Prompt:
Please output each line of the listing below as a JSON list of strings, one string per line, with blank lines skipped and the pictures left out.

[Image-based layout entries]
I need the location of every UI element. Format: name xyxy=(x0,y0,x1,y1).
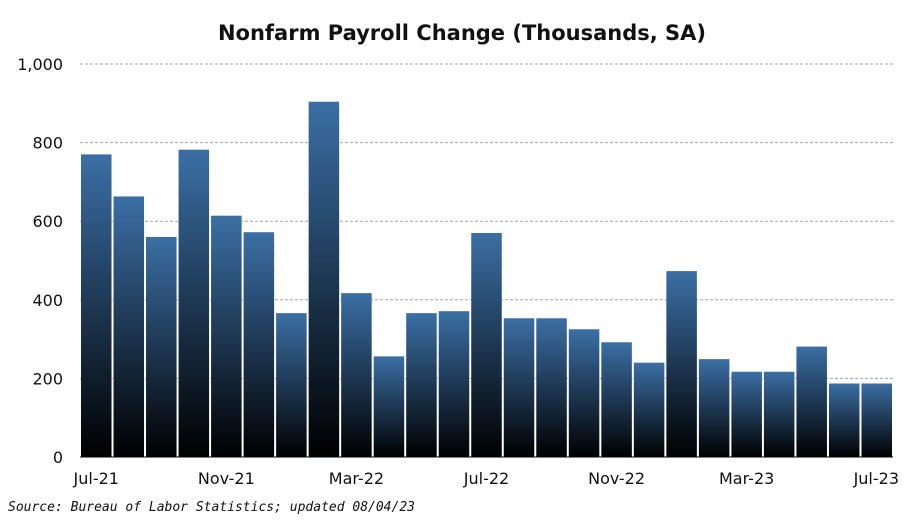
y-tick-label: 600 xyxy=(32,212,63,231)
bar xyxy=(568,329,600,457)
bar xyxy=(438,311,470,457)
x-tick-label: Nov-22 xyxy=(588,469,645,488)
bar xyxy=(828,383,860,457)
y-tick-labels: 0 200 400 600 800 1,000 xyxy=(17,55,63,467)
bar xyxy=(276,313,307,457)
y-tick-label: 0 xyxy=(53,448,63,467)
bar xyxy=(601,342,632,457)
chart-title: Nonfarm Payroll Change (Thousands, SA) xyxy=(218,21,706,45)
bar xyxy=(113,196,145,458)
source-note: Source: Bureau of Labor Statistics; upda… xyxy=(8,500,415,515)
x-tick-labels: Jul-21 Nov-21 Mar-22 Jul-22 Nov-22 Mar-23 Jul-… xyxy=(73,469,899,488)
bar xyxy=(81,154,112,457)
bar xyxy=(861,383,892,457)
x-tick-label: Jul-23 xyxy=(853,469,899,488)
bar xyxy=(698,359,730,457)
x-tick-label: Jul-21 xyxy=(73,469,119,488)
y-tick-label: 800 xyxy=(32,134,63,153)
x-tick-label: Mar-23 xyxy=(719,469,774,488)
bar xyxy=(146,236,177,457)
bar xyxy=(633,362,665,457)
bar xyxy=(536,318,567,457)
bar xyxy=(308,101,340,457)
bar xyxy=(666,271,697,457)
bar xyxy=(406,313,437,457)
bar xyxy=(243,232,275,457)
bar xyxy=(731,371,762,457)
bar xyxy=(341,293,372,457)
x-tick-label: Mar-22 xyxy=(329,469,384,488)
bar xyxy=(211,215,242,457)
y-tick-label: 1,000 xyxy=(17,55,63,74)
bar xyxy=(471,232,502,457)
bar xyxy=(178,149,210,457)
y-tick-label: 400 xyxy=(32,291,63,310)
x-tick-label: Nov-21 xyxy=(198,469,255,488)
bar xyxy=(503,318,535,457)
x-tick-label: Jul-22 xyxy=(463,469,509,488)
bar xyxy=(763,371,795,457)
y-tick-label: 200 xyxy=(32,369,63,388)
bars xyxy=(81,101,892,458)
bar xyxy=(373,356,405,457)
bar xyxy=(796,346,827,457)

Full output:
[
  "I need the location of every UI element. Format: name xyxy=(x0,y0,x1,y1).",
  "y-tick-label: 600 xyxy=(32,212,63,231)",
  "bar xyxy=(568,329,600,457)",
  "bar xyxy=(438,311,470,457)",
  "x-tick-label: Nov-22 xyxy=(588,469,645,488)",
  "bar xyxy=(828,383,860,457)",
  "y-tick-labels: 0 200 400 600 800 1,000 xyxy=(17,55,63,467)",
  "bar xyxy=(276,313,307,457)",
  "y-tick-label: 0 xyxy=(53,448,63,467)",
  "bar xyxy=(601,342,632,457)",
  "chart-title: Nonfarm Payroll Change (Thousands, SA) xyxy=(218,21,706,45)",
  "bar xyxy=(113,196,145,458)",
  "source-note: Source: Bureau of Labor Statistics; upda… xyxy=(8,500,415,515)",
  "x-tick-labels: Jul-21 Nov-21 Mar-22 Jul-22 Nov-22 Mar-23 Jul-… xyxy=(73,469,899,488)",
  "bar xyxy=(81,154,112,457)",
  "bar xyxy=(861,383,892,457)",
  "x-tick-label: Jul-23 xyxy=(853,469,899,488)",
  "bar xyxy=(698,359,730,457)",
  "x-tick-label: Jul-21 xyxy=(73,469,119,488)",
  "y-tick-label: 800 xyxy=(32,134,63,153)",
  "x-tick-label: Mar-23 xyxy=(719,469,774,488)",
  "bar xyxy=(146,236,177,457)",
  "bar xyxy=(633,362,665,457)",
  "bar xyxy=(536,318,567,457)",
  "bar xyxy=(308,101,340,457)",
  "bar xyxy=(666,271,697,457)",
  "bar xyxy=(406,313,437,457)",
  "bar xyxy=(243,232,275,457)",
  "bar xyxy=(731,371,762,457)",
  "bar xyxy=(341,293,372,457)",
  "x-tick-label: Mar-22 xyxy=(329,469,384,488)",
  "bar xyxy=(211,215,242,457)",
  "y-tick-label: 1,000 xyxy=(17,55,63,74)",
  "bar xyxy=(471,232,502,457)",
  "bar xyxy=(178,149,210,457)",
  "y-tick-label: 400 xyxy=(32,291,63,310)",
  "x-tick-label: Nov-21 xyxy=(198,469,255,488)",
  "bar xyxy=(503,318,535,457)",
  "x-tick-label: Jul-22 xyxy=(463,469,509,488)",
  "bar xyxy=(763,371,795,457)",
  "y-tick-label: 200 xyxy=(32,369,63,388)",
  "bars xyxy=(81,101,892,458)",
  "bar xyxy=(373,356,405,457)",
  "bar xyxy=(796,346,827,457)"
]